» EXERCISE TASK: Locate every line in the records below that holds the word "Danh" and return each one.

(Entries taken from a collection)
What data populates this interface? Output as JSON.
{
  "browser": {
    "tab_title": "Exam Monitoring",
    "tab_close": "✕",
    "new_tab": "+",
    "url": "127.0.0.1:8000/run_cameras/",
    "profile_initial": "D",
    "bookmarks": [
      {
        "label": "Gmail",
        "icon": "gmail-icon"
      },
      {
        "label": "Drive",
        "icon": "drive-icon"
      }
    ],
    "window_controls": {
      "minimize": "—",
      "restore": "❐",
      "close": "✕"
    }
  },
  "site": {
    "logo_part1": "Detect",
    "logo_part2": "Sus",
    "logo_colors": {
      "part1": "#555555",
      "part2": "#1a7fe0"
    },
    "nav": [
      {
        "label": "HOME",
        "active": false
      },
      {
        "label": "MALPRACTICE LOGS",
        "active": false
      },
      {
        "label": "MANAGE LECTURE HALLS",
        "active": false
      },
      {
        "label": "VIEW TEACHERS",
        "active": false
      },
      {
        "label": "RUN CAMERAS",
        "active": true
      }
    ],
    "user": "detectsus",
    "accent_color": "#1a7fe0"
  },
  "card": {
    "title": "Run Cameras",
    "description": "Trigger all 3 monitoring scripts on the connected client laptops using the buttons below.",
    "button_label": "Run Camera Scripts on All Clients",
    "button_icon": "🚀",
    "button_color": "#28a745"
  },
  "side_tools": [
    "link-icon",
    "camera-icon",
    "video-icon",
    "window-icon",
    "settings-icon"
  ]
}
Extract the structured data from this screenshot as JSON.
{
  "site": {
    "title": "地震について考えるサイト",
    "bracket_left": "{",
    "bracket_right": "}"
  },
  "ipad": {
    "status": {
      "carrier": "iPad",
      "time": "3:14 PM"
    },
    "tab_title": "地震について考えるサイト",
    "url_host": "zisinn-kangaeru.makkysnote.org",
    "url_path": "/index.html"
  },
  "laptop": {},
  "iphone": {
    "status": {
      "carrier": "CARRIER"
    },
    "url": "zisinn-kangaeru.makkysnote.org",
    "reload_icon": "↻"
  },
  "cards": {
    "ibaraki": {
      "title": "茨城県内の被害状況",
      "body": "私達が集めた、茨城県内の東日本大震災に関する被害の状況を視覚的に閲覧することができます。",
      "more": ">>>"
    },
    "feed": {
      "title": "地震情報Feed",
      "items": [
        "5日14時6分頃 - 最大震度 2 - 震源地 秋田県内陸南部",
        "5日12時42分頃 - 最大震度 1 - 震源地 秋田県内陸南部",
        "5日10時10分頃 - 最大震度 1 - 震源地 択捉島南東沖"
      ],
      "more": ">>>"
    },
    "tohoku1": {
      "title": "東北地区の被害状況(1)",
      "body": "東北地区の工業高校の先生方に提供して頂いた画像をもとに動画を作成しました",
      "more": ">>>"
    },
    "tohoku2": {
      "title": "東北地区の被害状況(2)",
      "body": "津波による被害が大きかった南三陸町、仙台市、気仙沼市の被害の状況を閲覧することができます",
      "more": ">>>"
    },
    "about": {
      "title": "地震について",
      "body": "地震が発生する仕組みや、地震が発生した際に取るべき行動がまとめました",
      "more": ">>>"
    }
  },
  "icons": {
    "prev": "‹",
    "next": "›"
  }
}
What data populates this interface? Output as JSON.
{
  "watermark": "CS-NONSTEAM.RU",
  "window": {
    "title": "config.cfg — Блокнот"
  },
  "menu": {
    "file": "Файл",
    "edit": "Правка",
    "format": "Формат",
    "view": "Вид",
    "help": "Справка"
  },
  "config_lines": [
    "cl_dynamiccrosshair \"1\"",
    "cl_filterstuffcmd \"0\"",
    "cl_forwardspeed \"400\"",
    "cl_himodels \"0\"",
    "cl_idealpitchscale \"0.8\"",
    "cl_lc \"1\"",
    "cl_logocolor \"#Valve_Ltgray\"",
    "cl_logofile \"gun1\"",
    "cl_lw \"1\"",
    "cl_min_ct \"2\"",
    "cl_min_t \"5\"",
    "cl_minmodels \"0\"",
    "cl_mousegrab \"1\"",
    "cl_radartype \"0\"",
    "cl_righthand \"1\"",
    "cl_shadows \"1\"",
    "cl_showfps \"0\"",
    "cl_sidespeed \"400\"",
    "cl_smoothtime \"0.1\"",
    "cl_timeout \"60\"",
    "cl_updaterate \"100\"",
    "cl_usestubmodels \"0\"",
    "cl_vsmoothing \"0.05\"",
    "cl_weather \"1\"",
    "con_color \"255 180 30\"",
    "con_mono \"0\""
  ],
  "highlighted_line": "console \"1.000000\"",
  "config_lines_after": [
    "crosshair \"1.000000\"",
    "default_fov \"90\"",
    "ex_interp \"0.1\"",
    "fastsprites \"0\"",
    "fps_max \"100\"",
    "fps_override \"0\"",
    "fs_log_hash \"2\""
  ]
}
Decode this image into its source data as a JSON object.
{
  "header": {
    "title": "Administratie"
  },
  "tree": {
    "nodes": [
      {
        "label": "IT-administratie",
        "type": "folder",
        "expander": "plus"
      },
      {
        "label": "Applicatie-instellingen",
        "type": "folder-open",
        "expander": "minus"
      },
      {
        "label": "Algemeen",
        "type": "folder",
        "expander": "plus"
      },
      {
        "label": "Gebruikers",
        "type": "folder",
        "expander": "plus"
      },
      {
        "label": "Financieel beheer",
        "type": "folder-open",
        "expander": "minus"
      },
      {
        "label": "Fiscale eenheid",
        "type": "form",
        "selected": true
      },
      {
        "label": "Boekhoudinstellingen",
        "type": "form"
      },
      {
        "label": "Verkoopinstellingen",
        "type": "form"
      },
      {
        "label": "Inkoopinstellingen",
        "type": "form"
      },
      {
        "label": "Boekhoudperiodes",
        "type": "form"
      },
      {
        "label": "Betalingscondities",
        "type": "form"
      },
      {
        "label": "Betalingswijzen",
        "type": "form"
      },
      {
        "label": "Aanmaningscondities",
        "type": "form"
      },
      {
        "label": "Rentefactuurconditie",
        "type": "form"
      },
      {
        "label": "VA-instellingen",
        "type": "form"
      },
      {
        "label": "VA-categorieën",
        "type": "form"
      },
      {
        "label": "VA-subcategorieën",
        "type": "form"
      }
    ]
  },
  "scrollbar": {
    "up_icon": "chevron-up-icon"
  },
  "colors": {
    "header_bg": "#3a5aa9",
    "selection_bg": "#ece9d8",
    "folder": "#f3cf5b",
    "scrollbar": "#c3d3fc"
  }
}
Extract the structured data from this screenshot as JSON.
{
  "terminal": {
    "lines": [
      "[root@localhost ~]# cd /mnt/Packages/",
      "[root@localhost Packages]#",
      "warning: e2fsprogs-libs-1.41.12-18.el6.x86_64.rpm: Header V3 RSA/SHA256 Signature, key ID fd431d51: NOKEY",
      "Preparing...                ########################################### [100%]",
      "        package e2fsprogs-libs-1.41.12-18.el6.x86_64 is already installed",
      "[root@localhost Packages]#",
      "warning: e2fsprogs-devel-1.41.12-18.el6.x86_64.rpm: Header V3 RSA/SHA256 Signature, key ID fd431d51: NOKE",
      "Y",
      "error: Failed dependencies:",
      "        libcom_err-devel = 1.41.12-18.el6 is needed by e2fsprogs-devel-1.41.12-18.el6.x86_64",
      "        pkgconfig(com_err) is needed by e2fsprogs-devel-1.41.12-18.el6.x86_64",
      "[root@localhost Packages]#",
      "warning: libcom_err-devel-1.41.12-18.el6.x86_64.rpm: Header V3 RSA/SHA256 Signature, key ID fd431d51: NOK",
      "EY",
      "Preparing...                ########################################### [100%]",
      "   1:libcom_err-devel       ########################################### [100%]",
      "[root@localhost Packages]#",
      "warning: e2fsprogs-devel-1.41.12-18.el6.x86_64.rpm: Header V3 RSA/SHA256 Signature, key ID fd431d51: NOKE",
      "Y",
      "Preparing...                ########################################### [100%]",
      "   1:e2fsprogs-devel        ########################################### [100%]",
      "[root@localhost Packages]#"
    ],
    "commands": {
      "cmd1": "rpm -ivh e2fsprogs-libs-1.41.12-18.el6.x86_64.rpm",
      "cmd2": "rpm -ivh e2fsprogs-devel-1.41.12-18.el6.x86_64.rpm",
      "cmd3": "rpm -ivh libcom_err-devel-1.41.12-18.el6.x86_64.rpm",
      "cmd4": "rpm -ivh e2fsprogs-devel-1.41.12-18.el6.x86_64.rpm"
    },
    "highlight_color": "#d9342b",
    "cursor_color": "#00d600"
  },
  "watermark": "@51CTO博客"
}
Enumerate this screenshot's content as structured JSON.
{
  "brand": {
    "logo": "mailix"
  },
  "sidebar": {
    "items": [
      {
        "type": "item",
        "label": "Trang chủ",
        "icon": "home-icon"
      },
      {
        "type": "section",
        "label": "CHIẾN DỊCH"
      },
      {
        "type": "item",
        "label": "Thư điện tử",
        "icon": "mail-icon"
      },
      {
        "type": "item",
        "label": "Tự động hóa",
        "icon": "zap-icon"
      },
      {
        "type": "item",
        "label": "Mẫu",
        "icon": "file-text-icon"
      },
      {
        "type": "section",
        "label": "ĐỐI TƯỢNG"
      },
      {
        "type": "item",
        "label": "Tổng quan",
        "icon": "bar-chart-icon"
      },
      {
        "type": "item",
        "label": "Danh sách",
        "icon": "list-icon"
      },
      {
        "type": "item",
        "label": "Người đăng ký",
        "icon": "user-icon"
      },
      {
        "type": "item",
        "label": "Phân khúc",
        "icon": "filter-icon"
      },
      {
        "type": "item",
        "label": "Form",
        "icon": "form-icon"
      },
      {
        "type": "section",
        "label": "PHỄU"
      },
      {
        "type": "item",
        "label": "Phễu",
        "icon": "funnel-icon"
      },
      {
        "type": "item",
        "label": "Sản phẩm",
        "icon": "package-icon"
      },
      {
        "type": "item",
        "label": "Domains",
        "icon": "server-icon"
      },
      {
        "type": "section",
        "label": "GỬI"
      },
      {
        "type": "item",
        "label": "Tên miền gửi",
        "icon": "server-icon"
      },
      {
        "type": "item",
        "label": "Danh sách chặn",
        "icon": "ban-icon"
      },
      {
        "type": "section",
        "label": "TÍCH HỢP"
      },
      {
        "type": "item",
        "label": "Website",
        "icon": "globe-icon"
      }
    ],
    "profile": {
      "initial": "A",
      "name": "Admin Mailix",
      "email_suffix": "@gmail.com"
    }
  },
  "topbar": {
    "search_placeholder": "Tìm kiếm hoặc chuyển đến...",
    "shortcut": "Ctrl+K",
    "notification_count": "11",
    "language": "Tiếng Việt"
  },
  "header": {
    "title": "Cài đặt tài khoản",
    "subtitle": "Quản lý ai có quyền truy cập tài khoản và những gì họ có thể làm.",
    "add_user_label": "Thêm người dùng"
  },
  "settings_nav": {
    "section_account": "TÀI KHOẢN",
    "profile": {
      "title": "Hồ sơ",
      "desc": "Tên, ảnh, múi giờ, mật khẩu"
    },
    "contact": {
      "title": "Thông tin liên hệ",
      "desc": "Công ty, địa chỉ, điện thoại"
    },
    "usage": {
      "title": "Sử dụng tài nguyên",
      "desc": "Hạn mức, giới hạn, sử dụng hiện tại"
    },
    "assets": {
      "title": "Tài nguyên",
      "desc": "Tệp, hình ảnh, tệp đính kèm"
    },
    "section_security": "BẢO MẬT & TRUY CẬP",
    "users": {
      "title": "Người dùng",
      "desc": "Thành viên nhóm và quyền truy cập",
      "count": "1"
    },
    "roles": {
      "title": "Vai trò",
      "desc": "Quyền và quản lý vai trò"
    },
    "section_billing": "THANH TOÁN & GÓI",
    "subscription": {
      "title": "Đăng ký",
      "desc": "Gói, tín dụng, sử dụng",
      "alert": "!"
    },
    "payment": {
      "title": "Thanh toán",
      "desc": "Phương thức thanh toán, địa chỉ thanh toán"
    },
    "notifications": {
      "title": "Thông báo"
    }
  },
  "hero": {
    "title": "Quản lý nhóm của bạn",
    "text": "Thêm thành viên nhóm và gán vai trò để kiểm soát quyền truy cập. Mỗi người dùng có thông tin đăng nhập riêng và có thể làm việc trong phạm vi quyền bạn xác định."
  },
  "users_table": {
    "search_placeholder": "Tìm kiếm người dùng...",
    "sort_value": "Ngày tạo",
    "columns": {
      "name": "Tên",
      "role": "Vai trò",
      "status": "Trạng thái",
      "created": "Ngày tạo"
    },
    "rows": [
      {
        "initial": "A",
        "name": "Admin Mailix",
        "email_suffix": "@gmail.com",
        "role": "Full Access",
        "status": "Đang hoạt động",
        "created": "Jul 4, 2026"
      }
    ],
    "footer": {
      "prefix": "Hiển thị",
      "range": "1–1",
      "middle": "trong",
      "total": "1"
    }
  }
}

» RESULT OF THE EXERCISE:
        "label": "Danh sách",
        "label": "Danh sách chặn",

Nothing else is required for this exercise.